[Instruction] Please list all lines of the material below in which the string "text" occurs.
***
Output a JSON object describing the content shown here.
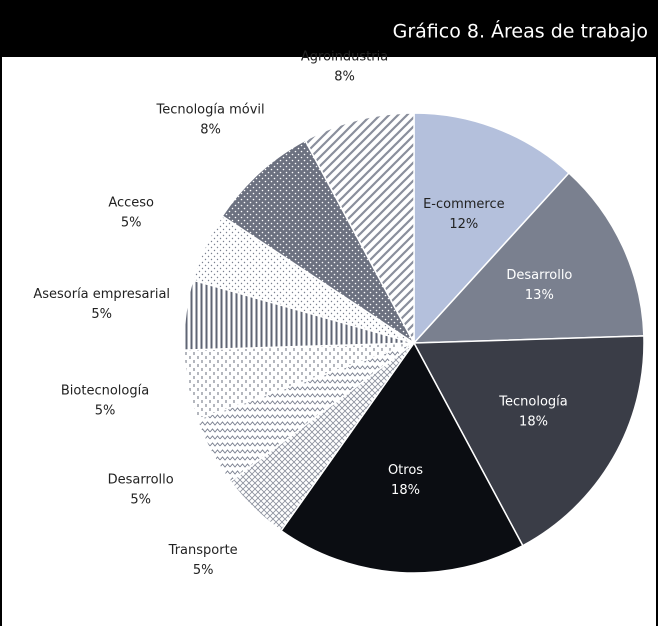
{
  "chart_data": {
    "type": "pie",
    "title": "Gráfico 8. Áreas de trabajo",
    "categories": [
      "E-commerce",
      "Desarrollo",
      "Tecnología",
      "Otros",
      "Transporte",
      "Desarrollo",
      "Biotecnología",
      "Asesoría empresarial",
      "Acceso",
      "Tecnología móvil",
      "Agroindustria"
    ],
    "values": [
      12,
      13,
      18,
      18,
      5,
      5,
      5,
      5,
      5,
      8,
      8
    ],
    "value_labels": [
      "12%",
      "13%",
      "18%",
      "18%",
      "5%",
      "5%",
      "5%",
      "5%",
      "5%",
      "8%",
      "8%"
    ],
    "colors": [
      "#b4c0dc",
      "#7a808f",
      "#3a3d47",
      "#0b0d12",
      "url(#p-cross)",
      "url(#p-zig)",
      "url(#p-dash)",
      "url(#p-vline)",
      "url(#p-dot)",
      "url(#p-dotdark)",
      "url(#p-diag)"
    ]
  }
}
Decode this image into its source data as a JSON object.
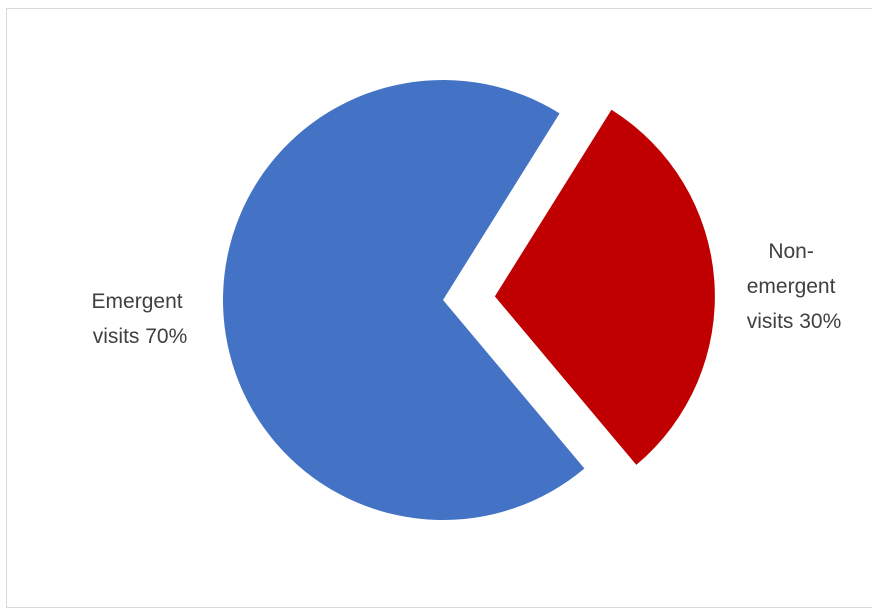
{
  "chart_data": {
    "type": "pie",
    "title": "",
    "slices": [
      {
        "label_lines": [
          "Emergent",
          "visits 70%"
        ],
        "category": "Emergent visits",
        "value": 70,
        "color": "#4472C4",
        "exploded": false
      },
      {
        "label_lines": [
          "Non-",
          "emergent",
          "visits 30%"
        ],
        "category": "Non-emergent visits",
        "value": 30,
        "color": "#C00000",
        "exploded": true
      }
    ],
    "legend": "none"
  }
}
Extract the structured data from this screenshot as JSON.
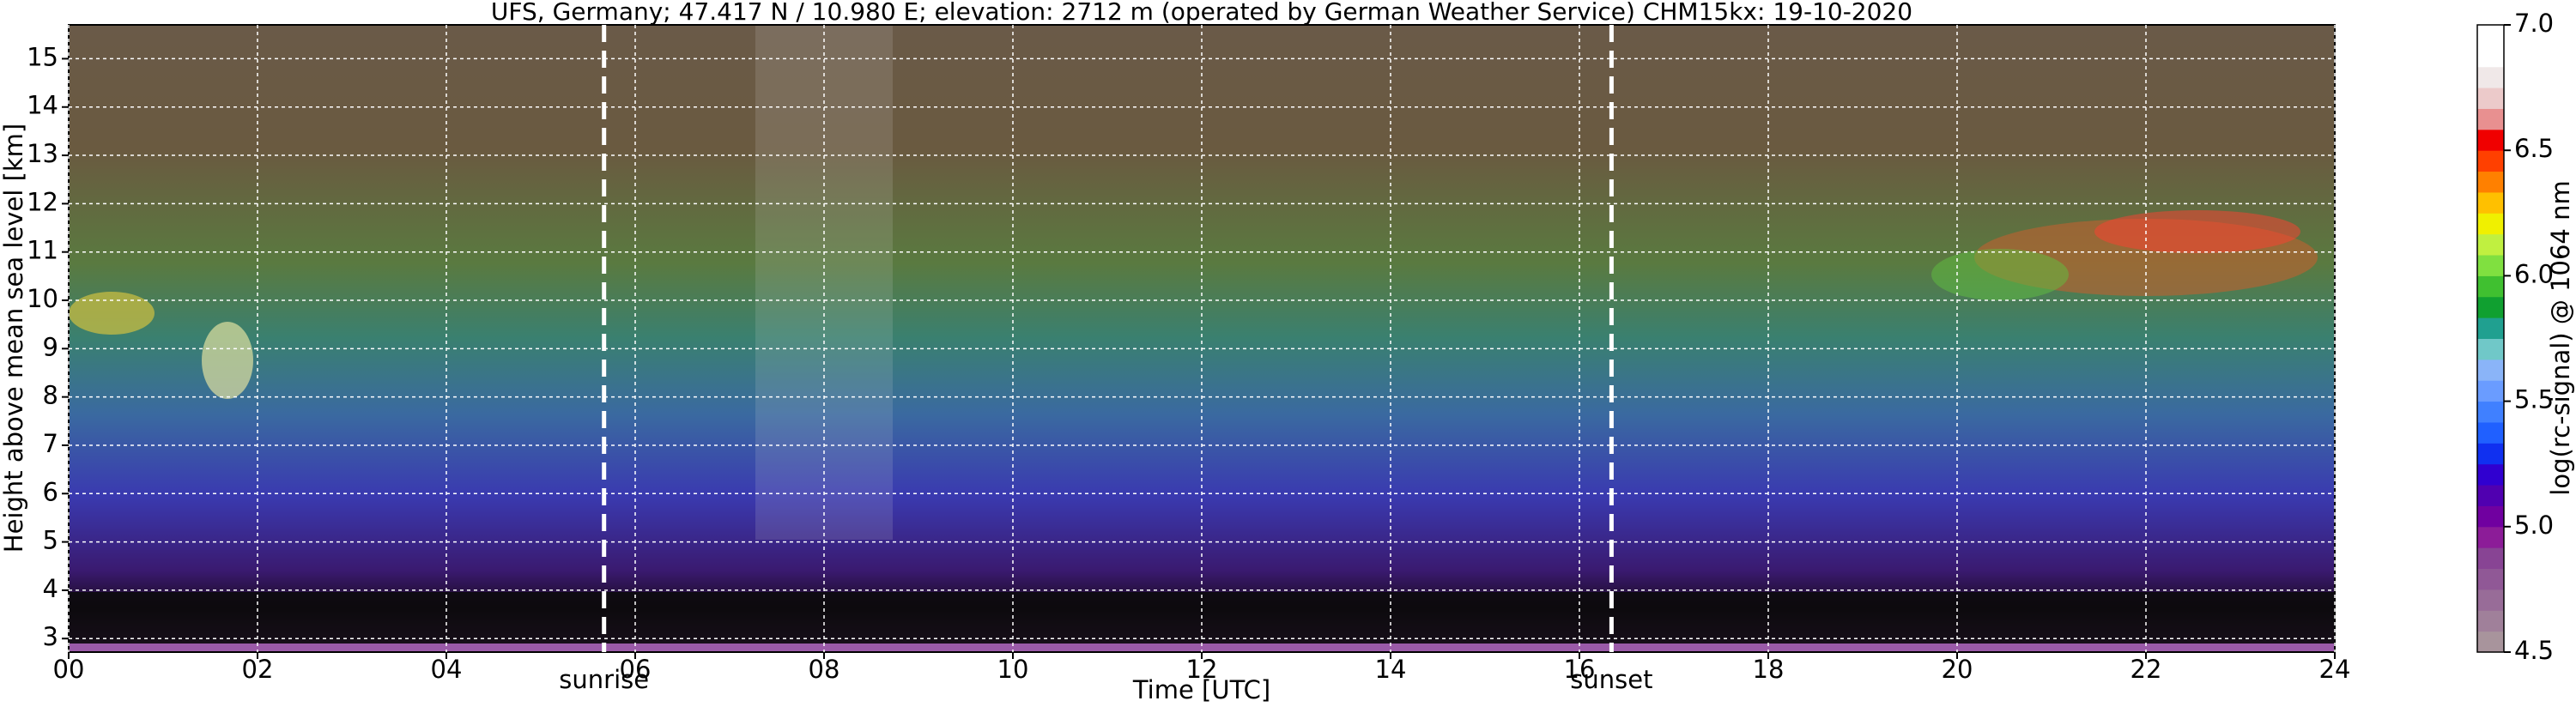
{
  "chart_data": {
    "type": "heatmap",
    "title": "UFS, Germany; 47.417 N / 10.980 E; elevation: 2712 m  (operated by German Weather Service)    CHM15kx: 19-10-2020",
    "x_label": "Time [UTC]",
    "y_label": "Height above mean sea level [km]",
    "xlim": [
      0,
      24
    ],
    "xticks": [
      {
        "value": 0,
        "label": "00"
      },
      {
        "value": 2,
        "label": "02"
      },
      {
        "value": 4,
        "label": "04"
      },
      {
        "value": 6,
        "label": "06"
      },
      {
        "value": 8,
        "label": "08"
      },
      {
        "value": 10,
        "label": "10"
      },
      {
        "value": 12,
        "label": "12"
      },
      {
        "value": 14,
        "label": "14"
      },
      {
        "value": 16,
        "label": "16"
      },
      {
        "value": 18,
        "label": "18"
      },
      {
        "value": 20,
        "label": "20"
      },
      {
        "value": 22,
        "label": "22"
      },
      {
        "value": 24,
        "label": "24"
      }
    ],
    "ylim": [
      2.72,
      15.7
    ],
    "yticks": [
      3,
      4,
      5,
      6,
      7,
      8,
      9,
      10,
      11,
      12,
      13,
      14,
      15
    ],
    "grid": true,
    "annotations": [
      {
        "text": "sunrise",
        "x": 5.67
      },
      {
        "text": "sunset",
        "x": 16.34
      }
    ],
    "colorbar": {
      "label": "log(rc-signal) @ 1064 nm",
      "lim": [
        4.5,
        7.0
      ],
      "ticks": [
        {
          "value": 4.5,
          "label": "4.5"
        },
        {
          "value": 5.0,
          "label": "5.0"
        },
        {
          "value": 5.5,
          "label": "5.5"
        },
        {
          "value": 6.0,
          "label": "6.0"
        },
        {
          "value": 6.5,
          "label": "6.5"
        },
        {
          "value": 7.0,
          "label": "7.0"
        }
      ],
      "colors": [
        "#a8949c",
        "#a0809a",
        "#986c98",
        "#905896",
        "#884494",
        "#8c1c98",
        "#7000a0",
        "#5000b0",
        "#3000d0",
        "#1030f0",
        "#2060ff",
        "#4080ff",
        "#6a9cff",
        "#8ab4f8",
        "#70c8c8",
        "#20a090",
        "#10a030",
        "#40c030",
        "#80e040",
        "#c0f040",
        "#f0f000",
        "#ffc000",
        "#ff8000",
        "#ff4000",
        "#f00000",
        "#e89090",
        "#eccaca",
        "#f0e8e8",
        "#ffffff",
        "#ffffff"
      ]
    }
  }
}
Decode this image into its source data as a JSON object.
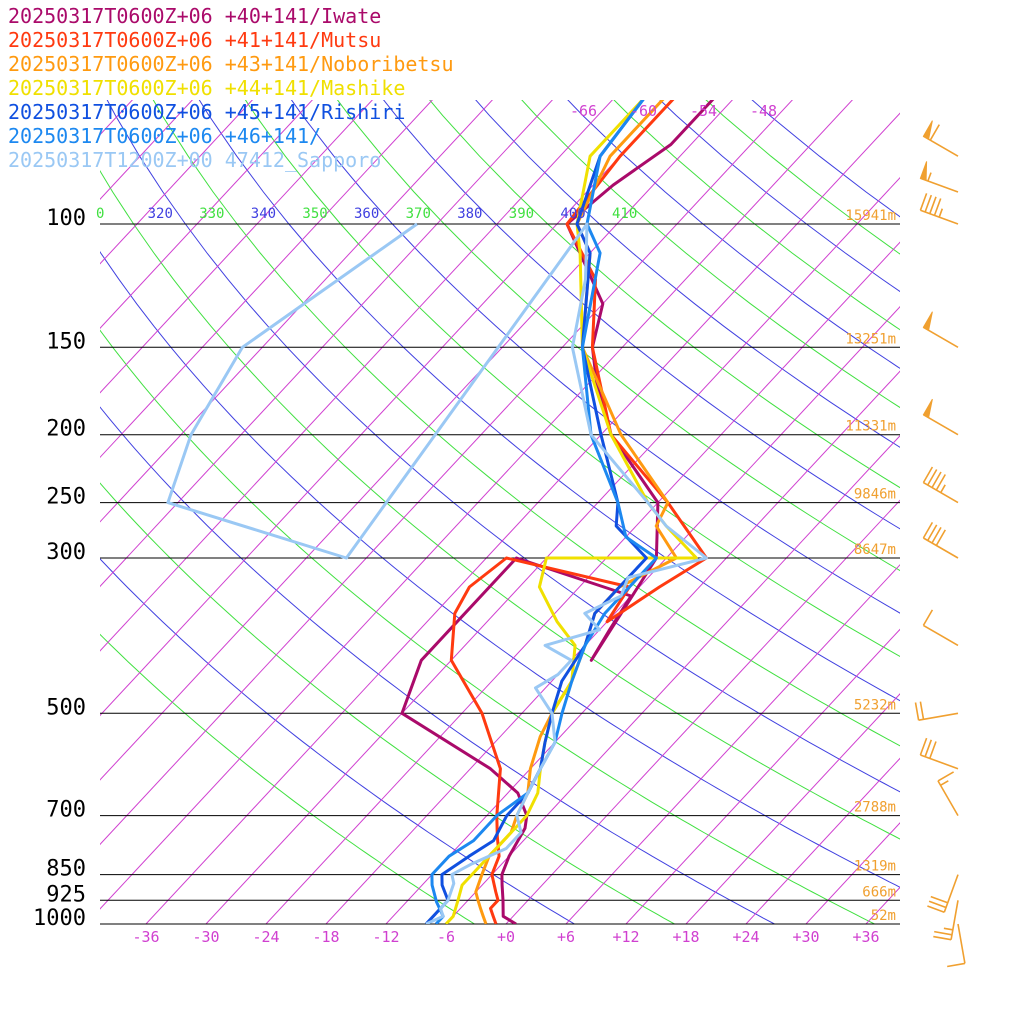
{
  "legend": [
    {
      "label": "20250317T0600Z+06 +40+141/Iwate",
      "color": "#aa0a6a"
    },
    {
      "label": "20250317T0600Z+06 +41+141/Mutsu",
      "color": "#ff3a10"
    },
    {
      "label": "20250317T0600Z+06 +43+141/Noboribetsu",
      "color": "#ff9a10"
    },
    {
      "label": "20250317T0600Z+06 +44+141/Mashike",
      "color": "#f0e000"
    },
    {
      "label": "20250317T0600Z+06 +45+141/Rishiri",
      "color": "#1050e0"
    },
    {
      "label": "20250317T0600Z+06 +46+141/",
      "color": "#1c88f0"
    },
    {
      "label": "20250317T1200Z+00 47412_Sapporo",
      "color": "#9ac8f4"
    }
  ],
  "chart_data": {
    "type": "line",
    "pressure_levels": [
      100,
      150,
      200,
      250,
      300,
      500,
      700,
      850,
      925,
      1000
    ],
    "height_labels": [
      {
        "p": 100,
        "label": "15941m"
      },
      {
        "p": 150,
        "label": "13251m"
      },
      {
        "p": 200,
        "label": "11331m"
      },
      {
        "p": 250,
        "label": "9846m"
      },
      {
        "p": 300,
        "label": "8647m"
      },
      {
        "p": 500,
        "label": "5232m"
      },
      {
        "p": 700,
        "label": "2788m"
      },
      {
        "p": 850,
        "label": "1319m"
      },
      {
        "p": 925,
        "label": "666m"
      },
      {
        "p": 1000,
        "label": "52m"
      }
    ],
    "temp_ticks": [
      "-36",
      "-30",
      "-24",
      "-18",
      "-12",
      "-6",
      "+0",
      "+6",
      "+12",
      "+18",
      "+24",
      "+30",
      "+36"
    ],
    "isotherm_top_labels": [
      "-66",
      "-60",
      "-54",
      "-48"
    ],
    "theta_labels": [
      {
        "value": "0",
        "color": "#40e040"
      },
      {
        "value": "320",
        "color": "#4040e0"
      },
      {
        "value": "330",
        "color": "#40e040"
      },
      {
        "value": "340",
        "color": "#4040e0"
      },
      {
        "value": "350",
        "color": "#40e040"
      },
      {
        "value": "360",
        "color": "#4040e0"
      },
      {
        "value": "370",
        "color": "#40e040"
      },
      {
        "value": "380",
        "color": "#4040e0"
      },
      {
        "value": "390",
        "color": "#40e040"
      },
      {
        "value": "400",
        "color": "#4040e0"
      },
      {
        "value": "410",
        "color": "#40e040"
      }
    ],
    "xlim": [
      -40,
      40
    ],
    "series": [
      {
        "color": "#aa0a6a",
        "points": [
          [
            1000,
            1
          ],
          [
            975,
            -1
          ],
          [
            925,
            -2.5
          ],
          [
            880,
            -4
          ],
          [
            850,
            -5
          ],
          [
            800,
            -6
          ],
          [
            730,
            -7
          ],
          [
            700,
            -8
          ],
          [
            650,
            -11
          ],
          [
            600,
            -16
          ],
          [
            500,
            -30
          ],
          [
            420,
            -33
          ],
          [
            380,
            -33
          ],
          [
            300,
            -33
          ],
          [
            340,
            -18
          ],
          [
            380,
            -17
          ],
          [
            420,
            -16
          ],
          [
            300,
            -19
          ],
          [
            250,
            -24
          ],
          [
            200,
            -35
          ],
          [
            170,
            -41
          ],
          [
            150,
            -45
          ],
          [
            130,
            -48
          ],
          [
            100,
            -59
          ],
          [
            88,
            -58
          ],
          [
            77,
            -56
          ],
          [
            65,
            -56
          ]
        ]
      },
      {
        "color": "#ff3a10",
        "points": [
          [
            1000,
            -1
          ],
          [
            975,
            -2
          ],
          [
            950,
            -3
          ],
          [
            925,
            -3
          ],
          [
            900,
            -4
          ],
          [
            850,
            -6
          ],
          [
            800,
            -7
          ],
          [
            750,
            -9
          ],
          [
            700,
            -11
          ],
          [
            600,
            -15
          ],
          [
            500,
            -22
          ],
          [
            420,
            -30
          ],
          [
            360,
            -34
          ],
          [
            330,
            -35
          ],
          [
            300,
            -34
          ],
          [
            330,
            -19
          ],
          [
            370,
            -18
          ],
          [
            330,
            -16
          ],
          [
            300,
            -14
          ],
          [
            250,
            -23
          ],
          [
            200,
            -35
          ],
          [
            150,
            -45
          ],
          [
            120,
            -51
          ],
          [
            100,
            -59
          ],
          [
            80,
            -60
          ],
          [
            66,
            -60
          ]
        ]
      },
      {
        "color": "#ff9a10",
        "points": [
          [
            1000,
            -2
          ],
          [
            975,
            -3
          ],
          [
            950,
            -4
          ],
          [
            925,
            -5
          ],
          [
            900,
            -6
          ],
          [
            850,
            -7
          ],
          [
            800,
            -8
          ],
          [
            740,
            -8
          ],
          [
            700,
            -9
          ],
          [
            650,
            -10
          ],
          [
            600,
            -12
          ],
          [
            540,
            -14
          ],
          [
            500,
            -15
          ],
          [
            450,
            -16
          ],
          [
            400,
            -18
          ],
          [
            360,
            -20
          ],
          [
            330,
            -20
          ],
          [
            300,
            -17
          ],
          [
            270,
            -22
          ],
          [
            250,
            -23
          ],
          [
            200,
            -34
          ],
          [
            150,
            -46
          ],
          [
            110,
            -54
          ],
          [
            100,
            -58
          ],
          [
            80,
            -61
          ],
          [
            66,
            -61
          ]
        ]
      },
      {
        "color": "#f0e000",
        "points": [
          [
            1000,
            -6
          ],
          [
            975,
            -6
          ],
          [
            925,
            -7
          ],
          [
            880,
            -8
          ],
          [
            850,
            -8
          ],
          [
            800,
            -8
          ],
          [
            740,
            -8
          ],
          [
            700,
            -8
          ],
          [
            650,
            -9
          ],
          [
            600,
            -11
          ],
          [
            550,
            -13
          ],
          [
            500,
            -15
          ],
          [
            450,
            -16
          ],
          [
            400,
            -19
          ],
          [
            370,
            -23
          ],
          [
            330,
            -28
          ],
          [
            300,
            -30
          ],
          [
            300,
            -15
          ],
          [
            270,
            -21
          ],
          [
            250,
            -25
          ],
          [
            200,
            -35
          ],
          [
            150,
            -46
          ],
          [
            110,
            -55
          ],
          [
            100,
            -58
          ],
          [
            80,
            -63
          ],
          [
            66,
            -63
          ]
        ]
      },
      {
        "color": "#1050e0",
        "points": [
          [
            1000,
            -8
          ],
          [
            975,
            -8
          ],
          [
            925,
            -8
          ],
          [
            880,
            -10
          ],
          [
            850,
            -11
          ],
          [
            800,
            -10
          ],
          [
            760,
            -9
          ],
          [
            700,
            -10
          ],
          [
            650,
            -10
          ],
          [
            600,
            -11
          ],
          [
            550,
            -13
          ],
          [
            500,
            -15
          ],
          [
            450,
            -17
          ],
          [
            400,
            -18
          ],
          [
            360,
            -20
          ],
          [
            330,
            -20
          ],
          [
            300,
            -20
          ],
          [
            270,
            -26
          ],
          [
            250,
            -28
          ],
          [
            200,
            -36
          ],
          [
            150,
            -46
          ],
          [
            110,
            -54
          ],
          [
            100,
            -58
          ],
          [
            80,
            -62
          ],
          [
            66,
            -63
          ]
        ]
      },
      {
        "color": "#1c88f0",
        "points": [
          [
            1000,
            -7
          ],
          [
            975,
            -7
          ],
          [
            930,
            -9
          ],
          [
            880,
            -11
          ],
          [
            850,
            -12
          ],
          [
            800,
            -12
          ],
          [
            760,
            -11
          ],
          [
            700,
            -11
          ],
          [
            650,
            -10
          ],
          [
            600,
            -11
          ],
          [
            550,
            -12
          ],
          [
            500,
            -14
          ],
          [
            450,
            -16
          ],
          [
            400,
            -18
          ],
          [
            360,
            -19
          ],
          [
            330,
            -19
          ],
          [
            300,
            -19
          ],
          [
            280,
            -24
          ],
          [
            250,
            -28
          ],
          [
            200,
            -37
          ],
          [
            150,
            -46
          ],
          [
            110,
            -53
          ],
          [
            100,
            -57
          ],
          [
            80,
            -62
          ],
          [
            66,
            -63
          ]
        ]
      },
      {
        "color": "#9ac8f4",
        "points": [
          [
            1000,
            -8
          ],
          [
            975,
            -7
          ],
          [
            950,
            -8
          ],
          [
            925,
            -8
          ],
          [
            875,
            -9
          ],
          [
            850,
            -10
          ],
          [
            820,
            -9
          ],
          [
            780,
            -7
          ],
          [
            740,
            -7
          ],
          [
            700,
            -9
          ],
          [
            650,
            -10
          ],
          [
            600,
            -11
          ],
          [
            550,
            -12
          ],
          [
            500,
            -15
          ],
          [
            460,
            -19
          ],
          [
            440,
            -18
          ],
          [
            420,
            -18
          ],
          [
            400,
            -22
          ],
          [
            380,
            -18
          ],
          [
            360,
            -21
          ],
          [
            340,
            -19
          ],
          [
            320,
            -20
          ],
          [
            300,
            -14
          ],
          [
            270,
            -21
          ],
          [
            250,
            -25
          ],
          [
            200,
            -37
          ],
          [
            150,
            -47
          ],
          [
            120,
            -52
          ],
          [
            100,
            -57
          ],
          [
            300,
            -50
          ],
          [
            250,
            -73
          ],
          [
            200,
            -77
          ],
          [
            150,
            -80
          ],
          [
            100,
            -74
          ]
        ]
      }
    ],
    "wind_barbs": [
      {
        "p": 80,
        "dir": 300,
        "speed": 60
      },
      {
        "p": 90,
        "dir": 290,
        "speed": 55
      },
      {
        "p": 100,
        "dir": 290,
        "speed": 45
      },
      {
        "p": 150,
        "dir": 300,
        "speed": 50
      },
      {
        "p": 200,
        "dir": 300,
        "speed": 50
      },
      {
        "p": 250,
        "dir": 300,
        "speed": 45
      },
      {
        "p": 300,
        "dir": 300,
        "speed": 40
      },
      {
        "p": 400,
        "dir": 300,
        "speed": 10
      },
      {
        "p": 500,
        "dir": 260,
        "speed": 20
      },
      {
        "p": 600,
        "dir": 290,
        "speed": 30
      },
      {
        "p": 700,
        "dir": 330,
        "speed": 15
      },
      {
        "p": 850,
        "dir": 200,
        "speed": 30
      },
      {
        "p": 925,
        "dir": 190,
        "speed": 25
      },
      {
        "p": 1000,
        "dir": 170,
        "speed": 10
      }
    ]
  }
}
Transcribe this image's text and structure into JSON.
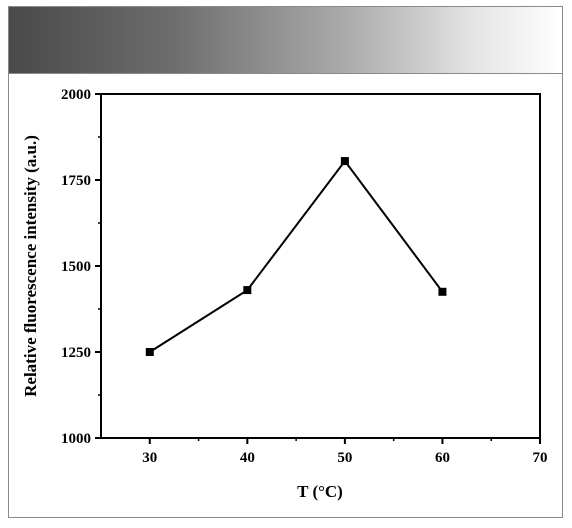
***
[Answer to the task]
        "text": "sunrise",
        "text": "sunset",
Transcribe this image's text and structure into JSON.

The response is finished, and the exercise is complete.